Instrucciones. Selecciona y copia cada línea del listado que contenga la palabra "media".

Entradas proporcionadas.
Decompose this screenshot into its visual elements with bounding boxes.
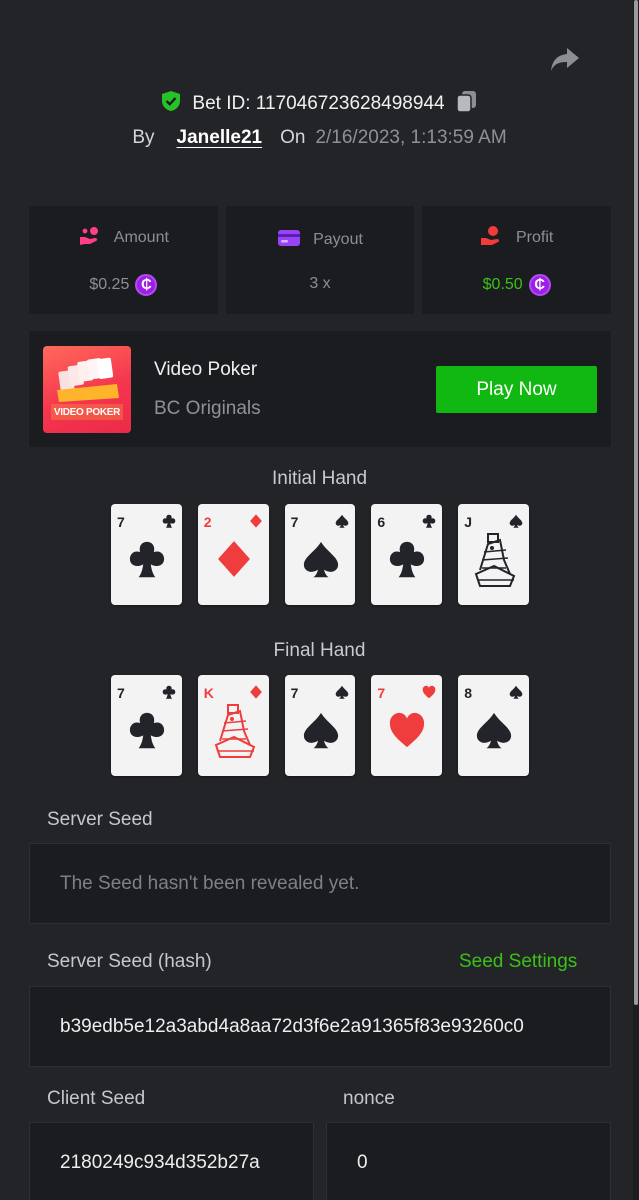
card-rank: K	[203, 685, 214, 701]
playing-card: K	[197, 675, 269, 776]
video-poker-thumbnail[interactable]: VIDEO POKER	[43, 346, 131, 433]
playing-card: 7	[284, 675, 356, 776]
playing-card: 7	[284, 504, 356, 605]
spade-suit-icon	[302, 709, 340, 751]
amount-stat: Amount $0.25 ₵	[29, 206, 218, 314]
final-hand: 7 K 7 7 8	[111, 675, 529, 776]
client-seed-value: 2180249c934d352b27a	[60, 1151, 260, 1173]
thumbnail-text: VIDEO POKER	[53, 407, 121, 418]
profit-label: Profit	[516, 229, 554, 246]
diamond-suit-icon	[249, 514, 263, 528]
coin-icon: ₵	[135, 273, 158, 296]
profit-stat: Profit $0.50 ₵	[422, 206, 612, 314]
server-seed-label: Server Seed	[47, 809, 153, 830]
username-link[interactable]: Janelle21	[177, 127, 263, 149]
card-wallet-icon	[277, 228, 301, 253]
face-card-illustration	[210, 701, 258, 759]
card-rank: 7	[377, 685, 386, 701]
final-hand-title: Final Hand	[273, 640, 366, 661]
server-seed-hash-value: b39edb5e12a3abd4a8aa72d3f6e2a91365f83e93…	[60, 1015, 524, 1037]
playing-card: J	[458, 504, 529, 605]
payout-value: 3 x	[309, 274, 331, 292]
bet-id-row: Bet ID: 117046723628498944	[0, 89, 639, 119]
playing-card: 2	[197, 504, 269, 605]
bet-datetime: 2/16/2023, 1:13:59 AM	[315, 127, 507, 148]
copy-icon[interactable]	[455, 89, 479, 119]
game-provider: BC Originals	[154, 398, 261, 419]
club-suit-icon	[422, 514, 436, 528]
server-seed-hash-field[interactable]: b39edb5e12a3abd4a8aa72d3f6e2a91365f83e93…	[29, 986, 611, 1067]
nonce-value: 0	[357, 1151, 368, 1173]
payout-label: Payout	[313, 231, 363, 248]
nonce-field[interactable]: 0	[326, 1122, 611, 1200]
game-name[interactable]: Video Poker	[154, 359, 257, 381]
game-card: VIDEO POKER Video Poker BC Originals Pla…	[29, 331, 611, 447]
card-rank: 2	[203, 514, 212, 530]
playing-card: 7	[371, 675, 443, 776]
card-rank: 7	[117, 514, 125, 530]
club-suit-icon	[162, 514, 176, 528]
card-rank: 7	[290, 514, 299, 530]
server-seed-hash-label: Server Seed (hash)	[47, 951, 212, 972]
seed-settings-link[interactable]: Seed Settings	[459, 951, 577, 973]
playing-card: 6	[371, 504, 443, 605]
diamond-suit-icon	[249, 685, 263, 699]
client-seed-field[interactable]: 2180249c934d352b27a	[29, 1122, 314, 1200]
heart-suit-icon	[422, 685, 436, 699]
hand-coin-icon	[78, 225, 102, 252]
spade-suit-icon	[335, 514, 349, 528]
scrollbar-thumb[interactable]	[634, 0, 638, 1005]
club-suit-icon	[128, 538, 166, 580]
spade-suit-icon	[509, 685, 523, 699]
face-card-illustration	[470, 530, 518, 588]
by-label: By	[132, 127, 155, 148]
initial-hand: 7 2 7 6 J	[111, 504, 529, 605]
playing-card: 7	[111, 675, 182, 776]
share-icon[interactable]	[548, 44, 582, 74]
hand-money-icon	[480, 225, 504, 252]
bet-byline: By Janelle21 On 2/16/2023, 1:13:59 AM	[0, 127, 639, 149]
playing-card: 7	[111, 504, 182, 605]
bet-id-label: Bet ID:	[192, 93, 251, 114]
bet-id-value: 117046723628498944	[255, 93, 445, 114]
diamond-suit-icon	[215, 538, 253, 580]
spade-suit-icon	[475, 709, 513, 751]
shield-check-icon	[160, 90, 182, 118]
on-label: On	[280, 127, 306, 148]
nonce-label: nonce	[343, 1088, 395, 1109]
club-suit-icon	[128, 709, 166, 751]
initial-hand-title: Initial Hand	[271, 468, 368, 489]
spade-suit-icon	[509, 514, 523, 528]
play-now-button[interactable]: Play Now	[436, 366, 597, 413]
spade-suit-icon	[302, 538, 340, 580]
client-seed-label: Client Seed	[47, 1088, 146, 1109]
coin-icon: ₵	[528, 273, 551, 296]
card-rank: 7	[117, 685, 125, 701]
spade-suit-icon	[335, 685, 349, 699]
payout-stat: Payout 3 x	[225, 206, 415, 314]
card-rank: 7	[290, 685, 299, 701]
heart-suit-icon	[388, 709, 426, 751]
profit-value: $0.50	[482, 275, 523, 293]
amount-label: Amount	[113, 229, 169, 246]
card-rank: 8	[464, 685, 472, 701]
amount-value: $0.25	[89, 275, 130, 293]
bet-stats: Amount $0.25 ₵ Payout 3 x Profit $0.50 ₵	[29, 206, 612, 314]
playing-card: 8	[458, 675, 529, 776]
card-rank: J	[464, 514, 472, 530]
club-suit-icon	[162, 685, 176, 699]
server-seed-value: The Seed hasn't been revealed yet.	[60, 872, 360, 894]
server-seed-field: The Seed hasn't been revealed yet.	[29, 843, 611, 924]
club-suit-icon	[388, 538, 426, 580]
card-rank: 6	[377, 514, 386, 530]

* * *

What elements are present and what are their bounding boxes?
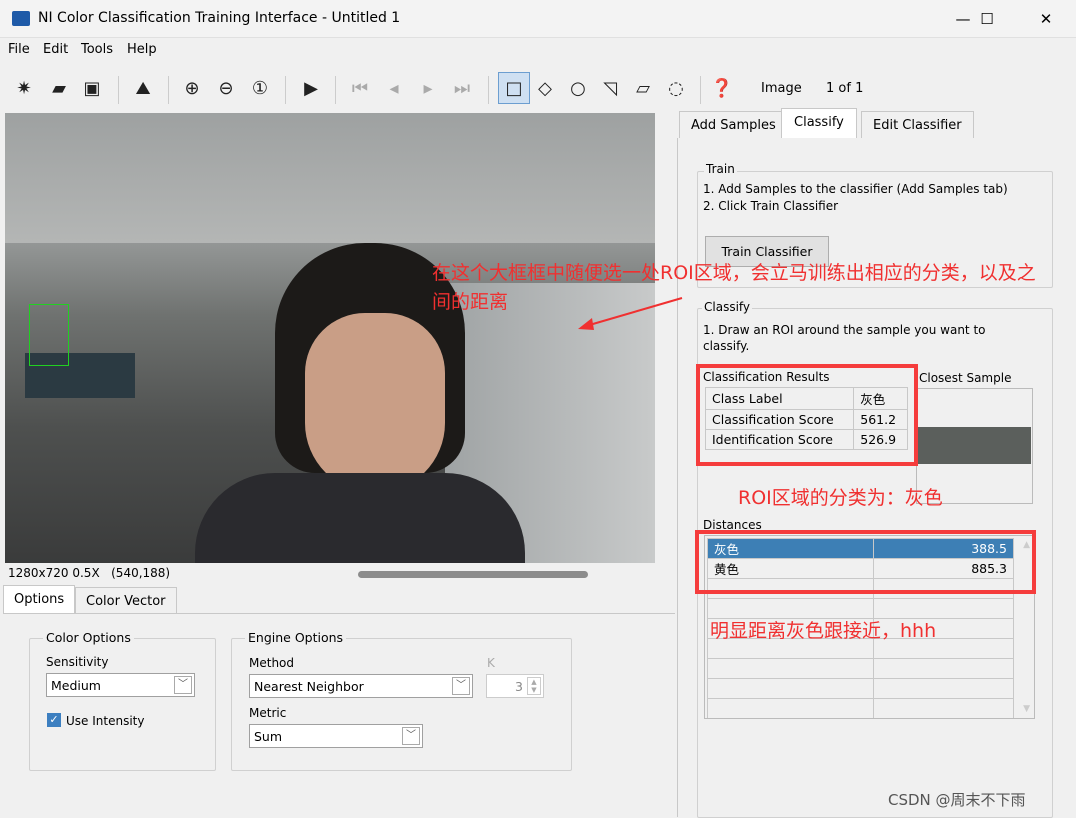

* * *

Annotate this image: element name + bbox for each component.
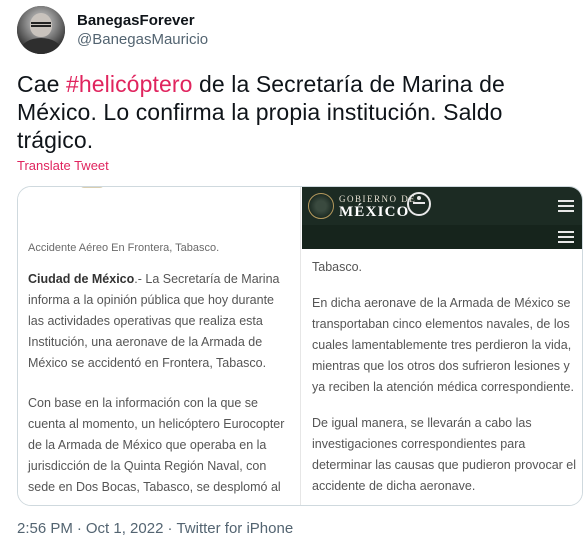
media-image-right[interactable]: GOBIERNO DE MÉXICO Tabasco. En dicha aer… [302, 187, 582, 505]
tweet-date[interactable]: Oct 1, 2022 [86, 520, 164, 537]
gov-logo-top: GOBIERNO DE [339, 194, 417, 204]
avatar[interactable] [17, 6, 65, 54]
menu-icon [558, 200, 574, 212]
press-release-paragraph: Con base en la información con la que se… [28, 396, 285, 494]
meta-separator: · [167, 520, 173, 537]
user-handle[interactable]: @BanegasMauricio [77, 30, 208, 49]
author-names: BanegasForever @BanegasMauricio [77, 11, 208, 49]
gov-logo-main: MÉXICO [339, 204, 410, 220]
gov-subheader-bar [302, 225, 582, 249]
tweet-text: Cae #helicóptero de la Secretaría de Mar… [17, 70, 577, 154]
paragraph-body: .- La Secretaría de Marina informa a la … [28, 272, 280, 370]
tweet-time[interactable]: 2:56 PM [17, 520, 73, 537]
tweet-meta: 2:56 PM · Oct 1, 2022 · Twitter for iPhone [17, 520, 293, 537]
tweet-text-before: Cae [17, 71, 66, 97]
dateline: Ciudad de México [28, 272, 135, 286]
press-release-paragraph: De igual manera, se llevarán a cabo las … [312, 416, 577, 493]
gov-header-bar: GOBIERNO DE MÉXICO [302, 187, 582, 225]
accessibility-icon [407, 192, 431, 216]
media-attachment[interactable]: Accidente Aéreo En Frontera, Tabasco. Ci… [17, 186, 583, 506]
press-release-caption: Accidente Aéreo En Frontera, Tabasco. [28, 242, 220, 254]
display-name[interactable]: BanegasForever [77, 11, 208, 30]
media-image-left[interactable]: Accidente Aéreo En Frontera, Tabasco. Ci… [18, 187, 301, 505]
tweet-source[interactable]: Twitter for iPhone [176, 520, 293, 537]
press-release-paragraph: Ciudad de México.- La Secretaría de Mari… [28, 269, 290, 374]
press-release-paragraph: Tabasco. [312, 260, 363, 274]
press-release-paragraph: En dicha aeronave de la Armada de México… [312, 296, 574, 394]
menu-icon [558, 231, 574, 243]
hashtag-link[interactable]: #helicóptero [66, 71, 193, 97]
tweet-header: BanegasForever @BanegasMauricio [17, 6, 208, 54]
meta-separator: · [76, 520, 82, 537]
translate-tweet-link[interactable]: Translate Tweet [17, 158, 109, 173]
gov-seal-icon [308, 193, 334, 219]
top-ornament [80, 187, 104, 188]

Resultado del ejercicio.
media-image-right[interactable]: GOBIERNO DE MÉXICO Tabasco. En dicha aer… [302, 187, 582, 505]
media-attachment[interactable]: Accidente Aéreo En Frontera, Tabasco. Ci… [17, 186, 583, 506]
media-image-left[interactable]: Accidente Aéreo En Frontera, Tabasco. Ci… [18, 187, 301, 505]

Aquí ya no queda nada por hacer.